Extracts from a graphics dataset
========================

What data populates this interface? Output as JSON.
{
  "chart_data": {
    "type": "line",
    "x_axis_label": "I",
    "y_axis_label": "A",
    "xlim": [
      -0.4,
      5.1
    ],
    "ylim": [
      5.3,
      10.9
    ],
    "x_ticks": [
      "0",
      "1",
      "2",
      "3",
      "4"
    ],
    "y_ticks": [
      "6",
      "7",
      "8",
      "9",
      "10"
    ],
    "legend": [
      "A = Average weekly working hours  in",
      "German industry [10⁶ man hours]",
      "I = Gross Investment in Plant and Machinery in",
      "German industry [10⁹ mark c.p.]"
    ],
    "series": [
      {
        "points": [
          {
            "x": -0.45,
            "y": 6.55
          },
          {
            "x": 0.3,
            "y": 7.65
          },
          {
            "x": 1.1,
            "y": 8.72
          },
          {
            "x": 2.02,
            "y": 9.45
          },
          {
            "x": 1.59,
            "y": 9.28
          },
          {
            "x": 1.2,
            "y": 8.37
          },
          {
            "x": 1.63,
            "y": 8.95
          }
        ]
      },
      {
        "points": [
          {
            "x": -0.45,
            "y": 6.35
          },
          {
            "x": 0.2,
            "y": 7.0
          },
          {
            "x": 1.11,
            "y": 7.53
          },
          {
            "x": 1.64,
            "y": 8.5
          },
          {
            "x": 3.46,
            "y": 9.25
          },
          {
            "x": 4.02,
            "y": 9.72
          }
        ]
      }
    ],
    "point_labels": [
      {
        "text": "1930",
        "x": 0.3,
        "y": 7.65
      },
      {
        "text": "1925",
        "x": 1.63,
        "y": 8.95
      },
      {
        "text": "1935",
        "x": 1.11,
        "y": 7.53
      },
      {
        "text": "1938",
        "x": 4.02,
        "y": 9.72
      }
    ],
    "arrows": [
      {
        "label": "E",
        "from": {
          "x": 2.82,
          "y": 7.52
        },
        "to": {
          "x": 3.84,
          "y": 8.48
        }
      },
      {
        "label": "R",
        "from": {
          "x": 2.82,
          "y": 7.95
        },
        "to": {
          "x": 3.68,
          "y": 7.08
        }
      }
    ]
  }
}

========================

| AIM |
Out of the records, collect only those lines that contain the string "hours".

| EXERCISE SOLUTION |
      "A = Average weekly working hours  in",
      "German industry [10⁶ man hours]",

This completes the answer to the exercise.